**Exercise requirements**
Collect each line of the entries that holds the string "normal".

[Start Data lines]

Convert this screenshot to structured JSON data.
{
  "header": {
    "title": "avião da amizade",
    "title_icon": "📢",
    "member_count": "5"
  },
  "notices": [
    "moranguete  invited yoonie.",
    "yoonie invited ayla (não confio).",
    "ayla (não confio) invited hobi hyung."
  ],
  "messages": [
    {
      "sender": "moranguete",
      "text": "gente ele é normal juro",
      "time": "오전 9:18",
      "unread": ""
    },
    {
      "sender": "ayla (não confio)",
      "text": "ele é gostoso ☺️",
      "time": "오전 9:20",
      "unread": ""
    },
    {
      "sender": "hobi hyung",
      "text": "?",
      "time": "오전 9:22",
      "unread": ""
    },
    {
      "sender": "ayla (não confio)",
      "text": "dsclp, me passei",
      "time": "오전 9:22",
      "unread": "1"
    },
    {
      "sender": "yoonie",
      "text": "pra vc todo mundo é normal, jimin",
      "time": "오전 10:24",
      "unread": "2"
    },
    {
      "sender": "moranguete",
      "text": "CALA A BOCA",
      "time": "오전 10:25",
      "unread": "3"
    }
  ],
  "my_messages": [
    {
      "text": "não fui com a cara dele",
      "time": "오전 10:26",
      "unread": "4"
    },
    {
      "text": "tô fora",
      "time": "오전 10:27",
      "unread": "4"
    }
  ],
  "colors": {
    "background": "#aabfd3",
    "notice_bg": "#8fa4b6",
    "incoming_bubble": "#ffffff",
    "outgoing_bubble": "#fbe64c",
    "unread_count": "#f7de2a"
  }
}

[End Data lines]

**The result**
      "text": "gente ele é normal juro",
      "text": "pra vc todo mundo é normal, jimin",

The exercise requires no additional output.